Written instruction: Working from the material below, print the lines from the line holding "Convert this screenshot" through its final line, inclusive, exactly and with nothing else; pictures are excluded.

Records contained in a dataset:
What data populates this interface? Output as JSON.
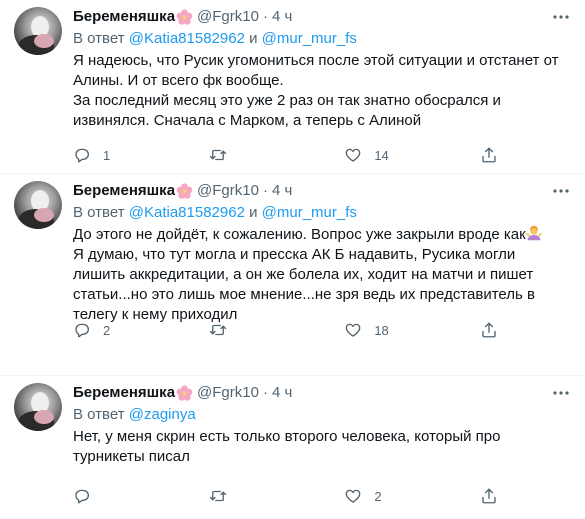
{
  "tweets": [
    {
      "name": "Беременяшка",
      "handle": "@Fgrk10",
      "dot": "·",
      "time": "4 ч",
      "reply_prefix": "В ответ",
      "mentions": [
        "@Katia81582962",
        "@mur_mur_fs"
      ],
      "mention_joiner": "и",
      "lines": [
        "Я надеюсь, что Русик угомониться после этой ситуации и отстанет от Алины. И от всего фк вообще.",
        "За последний месяц это уже 2 раз он так знатно обосрался и извинялся. Сначала с Марком, а теперь с Алиной"
      ],
      "counts": {
        "reply": "1",
        "retweet": "",
        "like": "14"
      }
    },
    {
      "name": "Беременяшка",
      "handle": "@Fgrk10",
      "dot": "·",
      "time": "4 ч",
      "reply_prefix": "В ответ",
      "mentions": [
        "@Katia81582962",
        "@mur_mur_fs"
      ],
      "mention_joiner": "и",
      "lines": [
        "До этого не дойдёт, к сожалению. Вопрос уже закрыли вроде как",
        "Я думаю, что тут могла и пресска АК Б надавить, Русика могли лишить аккредитации, а он же болела их, ходит на матчи и пишет статьи...но это лишь мое мнение...не зря ведь их представитель в телегу к нему приходил"
      ],
      "counts": {
        "reply": "2",
        "retweet": "",
        "like": "18"
      }
    },
    {
      "name": "Беременяшка",
      "handle": "@Fgrk10",
      "dot": "·",
      "time": "4 ч",
      "reply_prefix": "В ответ",
      "mentions": [
        "@zaginya"
      ],
      "mention_joiner": "",
      "lines": [
        "Нет, у меня скрин есть только второго человека, который про турникеты писал"
      ],
      "counts": {
        "reply": "",
        "retweet": "",
        "like": "2"
      }
    }
  ],
  "icons": {
    "more": "more-dots-icon",
    "reply": "reply-bubble-icon",
    "retweet": "retweet-icon",
    "like": "heart-icon",
    "share": "share-icon",
    "flower": "cherry-blossom-icon",
    "shrug": "person-shrugging-icon"
  },
  "colors": {
    "link": "#1d9bf0",
    "secondary_text": "#536471",
    "primary_text": "#0f1419",
    "divider": "#eff3f4"
  }
}
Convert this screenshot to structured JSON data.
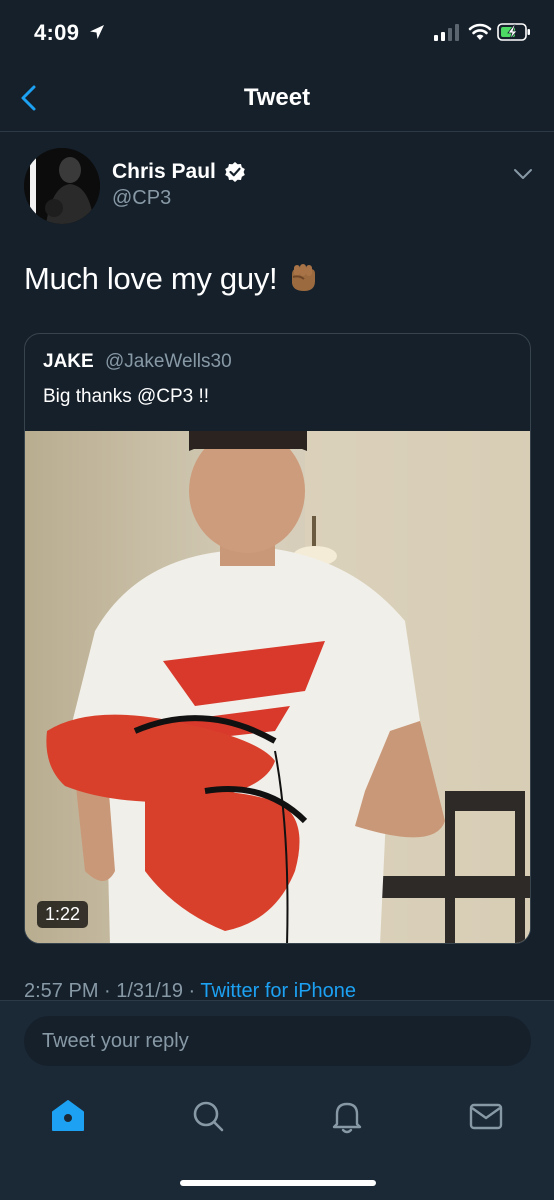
{
  "status_bar": {
    "time": "4:09",
    "icons": [
      "location-arrow-icon",
      "signal-icon",
      "wifi-icon",
      "battery-charging-icon"
    ]
  },
  "nav": {
    "title": "Tweet",
    "back_icon": "back-chevron-icon"
  },
  "tweet": {
    "author_name": "Chris Paul",
    "author_handle": "@CP3",
    "verified": true,
    "text": "Much love my guy!",
    "emoji": "raised-fist-emoji",
    "timestamp": "2:57 PM · 1/31/19 · ",
    "source": "Twitter for iPhone"
  },
  "quote": {
    "author_name": "JAKE",
    "author_handle": "@JakeWells30",
    "text": "Big thanks @CP3 !!",
    "video_duration": "1:22"
  },
  "reply": {
    "placeholder": "Tweet your reply"
  },
  "tabbar": {
    "items": [
      "home-icon",
      "search-icon",
      "notifications-bell-icon",
      "messages-envelope-icon"
    ],
    "active": "home-icon"
  },
  "colors": {
    "background": "#15202b",
    "bar": "#1b2836",
    "accent": "#1da1f2",
    "secondary_text": "#8899a6",
    "border": "#38444d"
  }
}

Answer to the problem:
Convert this screenshot to structured JSON data.
{
  "status_bar": {
    "time": "4:09",
    "icons": [
      "location-arrow-icon",
      "signal-icon",
      "wifi-icon",
      "battery-charging-icon"
    ]
  },
  "nav": {
    "title": "Tweet",
    "back_icon": "back-chevron-icon"
  },
  "tweet": {
    "author_name": "Chris Paul",
    "author_handle": "@CP3",
    "verified": true,
    "text": "Much love my guy!",
    "emoji": "raised-fist-emoji",
    "timestamp": "2:57 PM · 1/31/19 · ",
    "source": "Twitter for iPhone"
  },
  "quote": {
    "author_name": "JAKE",
    "author_handle": "@JakeWells30",
    "text": "Big thanks @CP3 !!",
    "video_duration": "1:22"
  },
  "reply": {
    "placeholder": "Tweet your reply"
  },
  "tabbar": {
    "items": [
      "home-icon",
      "search-icon",
      "notifications-bell-icon",
      "messages-envelope-icon"
    ],
    "active": "home-icon"
  },
  "colors": {
    "background": "#15202b",
    "bar": "#1b2836",
    "accent": "#1da1f2",
    "secondary_text": "#8899a6",
    "border": "#38444d"
  }
}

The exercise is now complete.